■ Exercise instructions: Nothing but the lines from the one containing "Transcribe this image's" through the last line should be written out, please, exactly as they stand.

■ Data section:

------------------------------

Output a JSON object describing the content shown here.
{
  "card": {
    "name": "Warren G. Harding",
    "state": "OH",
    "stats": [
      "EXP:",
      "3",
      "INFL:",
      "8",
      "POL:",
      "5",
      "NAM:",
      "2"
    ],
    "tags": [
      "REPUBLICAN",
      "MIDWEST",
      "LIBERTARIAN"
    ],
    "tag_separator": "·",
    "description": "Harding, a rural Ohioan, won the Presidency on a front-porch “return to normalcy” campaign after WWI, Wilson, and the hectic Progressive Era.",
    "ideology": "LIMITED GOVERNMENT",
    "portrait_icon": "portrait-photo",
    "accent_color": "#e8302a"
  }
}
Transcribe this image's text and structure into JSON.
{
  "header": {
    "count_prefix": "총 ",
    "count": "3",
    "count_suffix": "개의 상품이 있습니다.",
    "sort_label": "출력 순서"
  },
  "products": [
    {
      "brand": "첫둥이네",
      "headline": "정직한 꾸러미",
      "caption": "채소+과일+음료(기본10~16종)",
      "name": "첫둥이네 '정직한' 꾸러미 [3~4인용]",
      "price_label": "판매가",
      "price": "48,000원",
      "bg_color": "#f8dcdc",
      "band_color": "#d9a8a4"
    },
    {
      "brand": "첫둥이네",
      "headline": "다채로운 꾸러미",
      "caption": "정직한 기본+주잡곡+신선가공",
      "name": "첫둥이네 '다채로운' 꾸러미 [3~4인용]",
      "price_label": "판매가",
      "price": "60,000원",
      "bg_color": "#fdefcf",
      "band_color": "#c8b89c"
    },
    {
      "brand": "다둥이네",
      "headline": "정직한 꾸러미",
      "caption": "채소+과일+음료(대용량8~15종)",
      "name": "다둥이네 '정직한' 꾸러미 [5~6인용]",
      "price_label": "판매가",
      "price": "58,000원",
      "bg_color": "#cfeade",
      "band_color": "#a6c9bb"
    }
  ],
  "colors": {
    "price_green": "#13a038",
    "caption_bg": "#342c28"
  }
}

------------------------------

■ Solution for this task:
Transcribe this image's text and structure into JSON.
{
  "header": {
    "count_prefix": "총 ",
    "count": "3",
    "count_suffix": "개의 상품이 있습니다.",
    "sort_label": "출력 순서"
  },
  "products": [
    {
      "brand": "첫둥이네",
      "headline": "정직한 꾸러미",
      "caption": "채소+과일+음료(기본10~16종)",
      "name": "첫둥이네 '정직한' 꾸러미 [3~4인용]",
      "price_label": "판매가",
      "price": "48,000원",
      "bg_color": "#f8dcdc",
      "band_color": "#d9a8a4"
    },
    {
      "brand": "첫둥이네",
      "headline": "다채로운 꾸러미",
      "caption": "정직한 기본+주잡곡+신선가공",
      "name": "첫둥이네 '다채로운' 꾸러미 [3~4인용]",
      "price_label": "판매가",
      "price": "60,000원",
      "bg_color": "#fdefcf",
      "band_color": "#c8b89c"
    },
    {
      "brand": "다둥이네",
      "headline": "정직한 꾸러미",
      "caption": "채소+과일+음료(대용량8~15종)",
      "name": "다둥이네 '정직한' 꾸러미 [5~6인용]",
      "price_label": "판매가",
      "price": "58,000원",
      "bg_color": "#cfeade",
      "band_color": "#a6c9bb"
    }
  ],
  "colors": {
    "price_green": "#13a038",
    "caption_bg": "#342c28"
  }
}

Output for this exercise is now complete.